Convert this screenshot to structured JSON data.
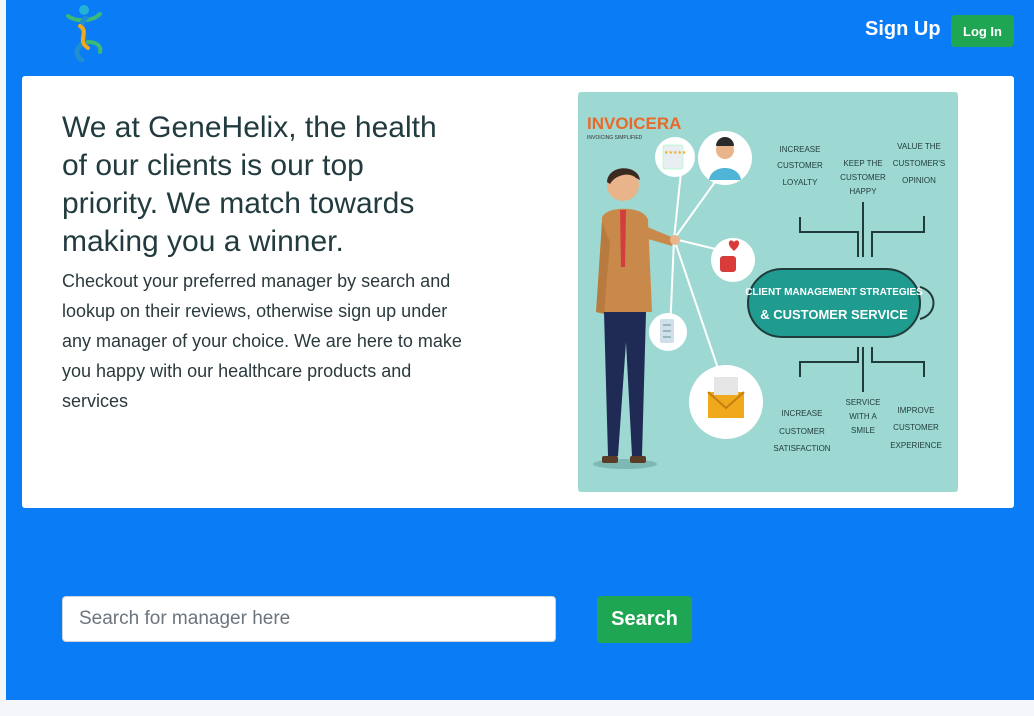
{
  "nav": {
    "signup_label": "Sign Up",
    "login_label": "Log In"
  },
  "hero": {
    "headline": "We at GeneHelix, the health of our clients is our top priority. We match towards making you a winner.",
    "description": "Checkout your preferred manager by search and lookup on their reviews, otherwise sign up under any manager of your choice. We are here to make you happy with our healthcare products and services",
    "illustration": {
      "brand": "INVOICERA",
      "brand_tagline": "INVOICING SIMPLIFIED",
      "center_line1": "CLIENT MANAGEMENT STRATEGIES",
      "center_line2": "& CUSTOMER SERVICE",
      "top_labels": [
        [
          "INCREASE",
          "CUSTOMER",
          "LOYALTY"
        ],
        [
          "KEEP THE",
          "CUSTOMER",
          "HAPPY"
        ],
        [
          "VALUE THE",
          "CUSTOMER'S",
          "OPINION"
        ]
      ],
      "bottom_labels": [
        [
          "INCREASE",
          "CUSTOMER",
          "SATISFACTION"
        ],
        [
          "SERVICE",
          "WITH A",
          "SMILE"
        ],
        [
          "IMPROVE",
          "CUSTOMER",
          "EXPERIENCE"
        ]
      ]
    }
  },
  "search": {
    "placeholder": "Search for manager here",
    "value": "",
    "button_label": "Search"
  },
  "colors": {
    "page_bg": "#0a7cf5",
    "button_green": "#1fa653",
    "illustration_bg": "#9ed8d2",
    "center_pill": "#1f9b8f"
  }
}
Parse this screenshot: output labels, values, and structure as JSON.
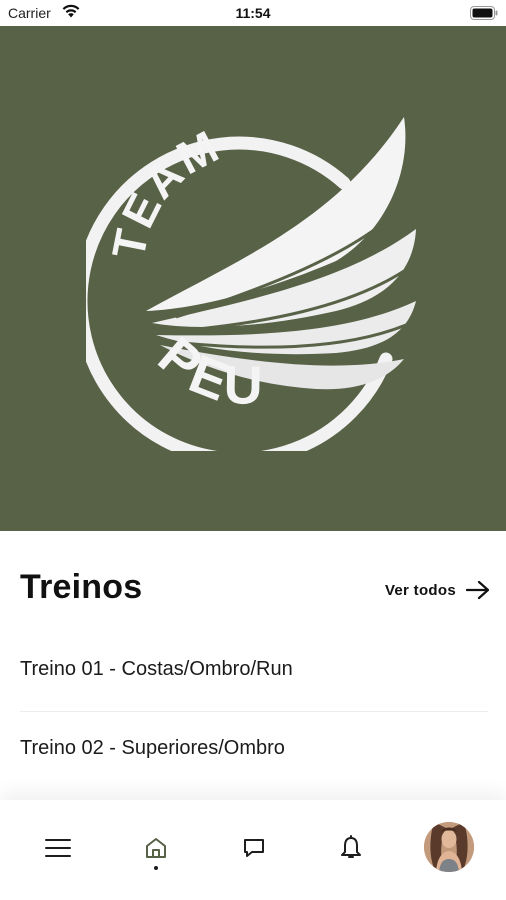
{
  "status_bar": {
    "carrier": "Carrier",
    "time": "11:54"
  },
  "hero": {
    "brand_top": "TEAM",
    "brand_bottom": "PEU",
    "background_color": "#586247"
  },
  "workouts": {
    "title": "Treinos",
    "see_all_label": "Ver todos",
    "items": [
      {
        "label": "Treino 01 - Costas/Ombro/Run"
      },
      {
        "label": "Treino 02 - Superiores/Ombro"
      }
    ]
  },
  "tab_bar": {
    "active_tab": "home",
    "tabs": [
      {
        "icon": "menu-icon"
      },
      {
        "icon": "home-icon"
      },
      {
        "icon": "chat-icon"
      },
      {
        "icon": "bell-icon"
      },
      {
        "icon": "avatar"
      }
    ]
  }
}
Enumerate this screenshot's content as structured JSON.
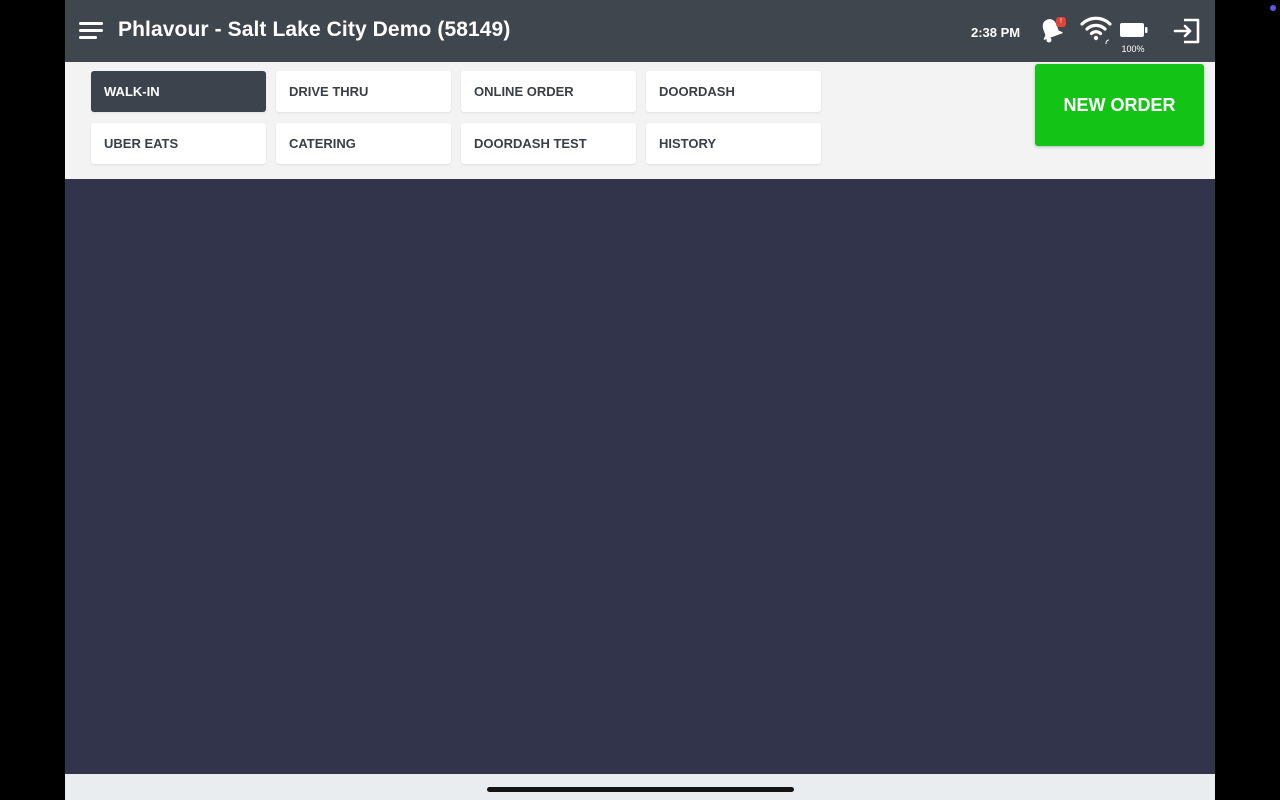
{
  "header": {
    "title": "Phlavour - Salt Lake City Demo (58149)",
    "time": "2:38 PM",
    "notification_badge": "!",
    "battery_percent": "100%"
  },
  "tabs": [
    {
      "label": "WALK-IN",
      "active": true
    },
    {
      "label": "DRIVE THRU",
      "active": false
    },
    {
      "label": "ONLINE ORDER",
      "active": false
    },
    {
      "label": "DOORDASH",
      "active": false
    },
    {
      "label": "UBER EATS",
      "active": false
    },
    {
      "label": "CATERING",
      "active": false
    },
    {
      "label": "DOORDASH TEST",
      "active": false
    },
    {
      "label": "HISTORY",
      "active": false
    }
  ],
  "new_order_label": "NEW ORDER",
  "icons": {
    "menu": "hamburger-menu-icon",
    "notification": "bell-icon",
    "wifi": "wifi-icon",
    "battery": "battery-icon",
    "logout": "logout-icon"
  },
  "colors": {
    "header_bg": "#40464d",
    "content_bg": "#31344a",
    "tab_area_bg": "#f3f3f3",
    "active_tab_bg": "#3d434c",
    "new_order_bg": "#13c417",
    "badge": "#e0433a"
  }
}
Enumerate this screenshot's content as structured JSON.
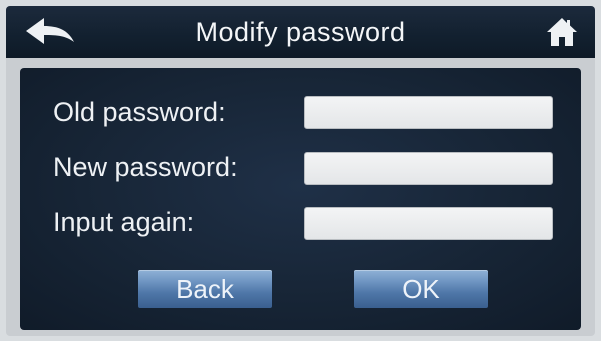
{
  "header": {
    "title": "Modify password",
    "back_icon": "back-arrow-icon",
    "home_icon": "home-icon"
  },
  "form": {
    "old_password_label": "Old password:",
    "new_password_label": "New password:",
    "input_again_label": "Input  again:",
    "old_password_value": "",
    "new_password_value": "",
    "input_again_value": ""
  },
  "buttons": {
    "back_label": "Back",
    "ok_label": "OK"
  },
  "colors": {
    "title_bar": "#12202f",
    "panel": "#172536",
    "field": "#eceef0",
    "button": "#5a82b3"
  }
}
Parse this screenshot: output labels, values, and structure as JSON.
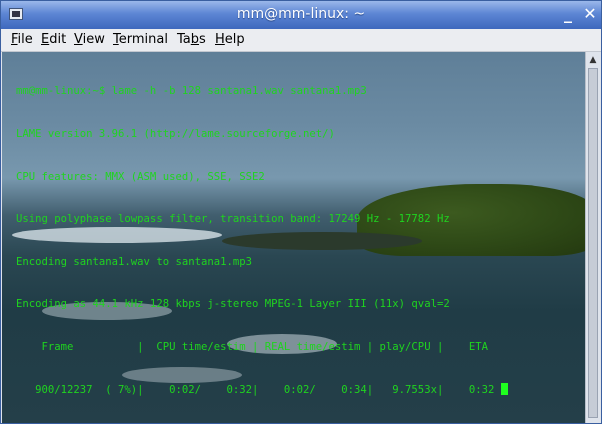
{
  "window": {
    "title": "mm@mm-linux: ~",
    "minimize_glyph": "_",
    "close_glyph": "✕"
  },
  "menu": {
    "file": {
      "mnemonic": "F",
      "rest": "ile"
    },
    "edit": {
      "mnemonic": "E",
      "rest": "dit"
    },
    "view": {
      "mnemonic": "V",
      "rest": "iew"
    },
    "terminal": {
      "mnemonic": "T",
      "rest": "erminal"
    },
    "tabs": {
      "before": "Ta",
      "mnemonic": "b",
      "rest": "s"
    },
    "help": {
      "mnemonic": "H",
      "rest": "elp"
    }
  },
  "terminal": {
    "lines": [
      "mm@mm-linux:~$ lame -h -b 128 santana1.wav santana1.mp3",
      "LAME version 3.96.1 (http://lame.sourceforge.net/)",
      "CPU features: MMX (ASM used), SSE, SSE2",
      "Using polyphase lowpass filter, transition band: 17249 Hz - 17782 Hz",
      "Encoding santana1.wav to santana1.mp3",
      "Encoding as 44.1 kHz 128 kbps j-stereo MPEG-1 Layer III (11x) qval=2",
      "    Frame          |  CPU time/estim | REAL time/estim | play/CPU |    ETA",
      "   900/12237  ( 7%)|    0:02/    0:32|    0:02/    0:34|   9.7553x|    0:32 "
    ]
  },
  "colors": {
    "terminal_text": "#1fd41f",
    "titlebar": "#5d86d4"
  },
  "icons": [
    "app-icon",
    "minimize-icon",
    "close-icon",
    "scroll-up-arrow-icon"
  ]
}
----
Problem statement ▸ All the material shown above is to be copied exactly, with no pictures carried over.

Task answer ▸
Convert this screenshot to structured JSON data.
{
  "nav": {
    "signup_label": "Sign Up",
    "login_label": "Log In"
  },
  "hero": {
    "headline": "We at GeneHelix, the health of our clients is our top priority. We match towards making you a winner.",
    "description": "Checkout your preferred manager by search and lookup on their reviews, otherwise sign up under any manager of your choice. We are here to make you happy with our healthcare products and services",
    "illustration": {
      "brand": "INVOICERA",
      "brand_tagline": "INVOICING SIMPLIFIED",
      "center_line1": "CLIENT MANAGEMENT STRATEGIES",
      "center_line2": "& CUSTOMER SERVICE",
      "top_labels": [
        [
          "INCREASE",
          "CUSTOMER",
          "LOYALTY"
        ],
        [
          "KEEP THE",
          "CUSTOMER",
          "HAPPY"
        ],
        [
          "VALUE THE",
          "CUSTOMER'S",
          "OPINION"
        ]
      ],
      "bottom_labels": [
        [
          "INCREASE",
          "CUSTOMER",
          "SATISFACTION"
        ],
        [
          "SERVICE",
          "WITH A",
          "SMILE"
        ],
        [
          "IMPROVE",
          "CUSTOMER",
          "EXPERIENCE"
        ]
      ]
    }
  },
  "search": {
    "placeholder": "Search for manager here",
    "value": "",
    "button_label": "Search"
  },
  "colors": {
    "page_bg": "#0a7cf5",
    "button_green": "#1fa653",
    "illustration_bg": "#9ed8d2",
    "center_pill": "#1f9b8f"
  }
}
Parse this screenshot: output labels, values, and structure as JSON.
{
  "status_bar": {
    "carrier": "Carrier",
    "time": "11:54"
  },
  "hero": {
    "brand_top": "TEAM",
    "brand_bottom": "PEU",
    "background_color": "#586247"
  },
  "workouts": {
    "title": "Treinos",
    "see_all_label": "Ver todos",
    "items": [
      {
        "label": "Treino 01 - Costas/Ombro/Run"
      },
      {
        "label": "Treino 02 - Superiores/Ombro"
      }
    ]
  },
  "tab_bar": {
    "active_tab": "home",
    "tabs": [
      {
        "icon": "menu-icon"
      },
      {
        "icon": "home-icon"
      },
      {
        "icon": "chat-icon"
      },
      {
        "icon": "bell-icon"
      },
      {
        "icon": "avatar"
      }
    ]
  }
}
Enumerate this screenshot's content as structured JSON.
{
  "header": {
    "title": "Phlavour - Salt Lake City Demo (58149)",
    "time": "2:38 PM",
    "notification_badge": "!",
    "battery_percent": "100%"
  },
  "tabs": [
    {
      "label": "WALK-IN",
      "active": true
    },
    {
      "label": "DRIVE THRU",
      "active": false
    },
    {
      "label": "ONLINE ORDER",
      "active": false
    },
    {
      "label": "DOORDASH",
      "active": false
    },
    {
      "label": "UBER EATS",
      "active": false
    },
    {
      "label": "CATERING",
      "active": false
    },
    {
      "label": "DOORDASH TEST",
      "active": false
    },
    {
      "label": "HISTORY",
      "active": false
    }
  ],
  "new_order_label": "NEW ORDER",
  "icons": {
    "menu": "hamburger-menu-icon",
    "notification": "bell-icon",
    "wifi": "wifi-icon",
    "battery": "battery-icon",
    "logout": "logout-icon"
  },
  "colors": {
    "header_bg": "#40464d",
    "content_bg": "#31344a",
    "tab_area_bg": "#f3f3f3",
    "active_tab_bg": "#3d434c",
    "new_order_bg": "#13c417",
    "badge": "#e0433a"
  }
}
Enumerate this screenshot's content as structured JSON.
{
  "header": {
    "title": "Modify password",
    "back_icon": "back-arrow-icon",
    "home_icon": "home-icon"
  },
  "form": {
    "old_password_label": "Old password:",
    "new_password_label": "New password:",
    "input_again_label": "Input  again:",
    "old_password_value": "",
    "new_password_value": "",
    "input_again_value": ""
  },
  "buttons": {
    "back_label": "Back",
    "ok_label": "OK"
  },
  "colors": {
    "title_bar": "#12202f",
    "panel": "#172536",
    "field": "#eceef0",
    "button": "#5a82b3"
  }
}
Parse this screenshot: output labels, values, and structure as JSON.
{
  "window": {
    "title": "mm@mm-linux: ~",
    "minimize_glyph": "_",
    "close_glyph": "✕"
  },
  "menu": {
    "file": {
      "mnemonic": "F",
      "rest": "ile"
    },
    "edit": {
      "mnemonic": "E",
      "rest": "dit"
    },
    "view": {
      "mnemonic": "V",
      "rest": "iew"
    },
    "terminal": {
      "mnemonic": "T",
      "rest": "erminal"
    },
    "tabs": {
      "before": "Ta",
      "mnemonic": "b",
      "rest": "s"
    },
    "help": {
      "mnemonic": "H",
      "rest": "elp"
    }
  },
  "terminal": {
    "lines": [
      "mm@mm-linux:~$ lame -h -b 128 santana1.wav santana1.mp3",
      "LAME version 3.96.1 (http://lame.sourceforge.net/)",
      "CPU features: MMX (ASM used), SSE, SSE2",
      "Using polyphase lowpass filter, transition band: 17249 Hz - 17782 Hz",
      "Encoding santana1.wav to santana1.mp3",
      "Encoding as 44.1 kHz 128 kbps j-stereo MPEG-1 Layer III (11x) qval=2",
      "    Frame          |  CPU time/estim | REAL time/estim | play/CPU |    ETA",
      "   900/12237  ( 7%)|    0:02/    0:32|    0:02/    0:34|   9.7553x|    0:32 "
    ]
  },
  "colors": {
    "terminal_text": "#1fd41f",
    "titlebar": "#5d86d4"
  },
  "icons": [
    "app-icon",
    "minimize-icon",
    "close-icon",
    "scroll-up-arrow-icon"
  ]
}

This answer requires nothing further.